**EXERCISE AIM:** Present the following data again exactly as it is shown.

— start DATA SHOWN —

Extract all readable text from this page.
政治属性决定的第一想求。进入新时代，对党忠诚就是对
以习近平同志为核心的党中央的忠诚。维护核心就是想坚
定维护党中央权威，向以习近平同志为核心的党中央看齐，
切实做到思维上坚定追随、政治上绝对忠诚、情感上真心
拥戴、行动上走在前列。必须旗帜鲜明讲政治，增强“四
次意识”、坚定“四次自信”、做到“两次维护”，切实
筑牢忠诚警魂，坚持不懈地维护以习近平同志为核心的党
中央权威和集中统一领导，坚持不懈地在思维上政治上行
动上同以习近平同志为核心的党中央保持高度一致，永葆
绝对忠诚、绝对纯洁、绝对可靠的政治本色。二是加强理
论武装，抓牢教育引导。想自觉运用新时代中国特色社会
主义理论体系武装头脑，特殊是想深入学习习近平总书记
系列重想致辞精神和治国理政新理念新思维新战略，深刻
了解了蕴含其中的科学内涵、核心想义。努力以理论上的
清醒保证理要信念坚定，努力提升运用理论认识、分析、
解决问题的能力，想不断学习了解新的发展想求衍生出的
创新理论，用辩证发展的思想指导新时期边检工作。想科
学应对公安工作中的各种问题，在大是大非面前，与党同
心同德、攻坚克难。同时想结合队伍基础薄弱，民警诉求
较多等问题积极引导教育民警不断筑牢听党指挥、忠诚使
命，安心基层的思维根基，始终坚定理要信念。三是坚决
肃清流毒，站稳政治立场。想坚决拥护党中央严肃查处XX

— end DATA SHOWN —

**RESULT OF THIS EXERCISE:**
Extract all readable text from this page.
政治属性决定的第一想求。进入新时代，对党忠诚就是对
以习近平同志为核心的党中央的忠诚。维护核心就是想坚
定维护党中央权威，向以习近平同志为核心的党中央看齐，
切实做到思维上坚定追随、政治上绝对忠诚、情感上真心
拥戴、行动上走在前列。必须旗帜鲜明讲政治，增强“四
次意识”、坚定“四次自信”、做到“两次维护”，切实
筑牢忠诚警魂，坚持不懈地维护以习近平同志为核心的党
中央权威和集中统一领导，坚持不懈地在思维上政治上行
动上同以习近平同志为核心的党中央保持高度一致，永葆
绝对忠诚、绝对纯洁、绝对可靠的政治本色。二是加强理
论武装，抓牢教育引导。想自觉运用新时代中国特色社会
主义理论体系武装头脑，特殊是想深入学习习近平总书记
系列重想致辞精神和治国理政新理念新思维新战略，深刻
了解了蕴含其中的科学内涵、核心想义。努力以理论上的
清醒保证理要信念坚定，努力提升运用理论认识、分析、
解决问题的能力，想不断学习了解新的发展想求衍生出的
创新理论，用辩证发展的思想指导新时期边检工作。想科
学应对公安工作中的各种问题，在大是大非面前，与党同
心同德、攻坚克难。同时想结合队伍基础薄弱，民警诉求
较多等问题积极引导教育民警不断筑牢听党指挥、忠诚使
命，安心基层的思维根基，始终坚定理要信念。三是坚决
肃清流毒，站稳政治立场。想坚决拥护党中央严肃查处XX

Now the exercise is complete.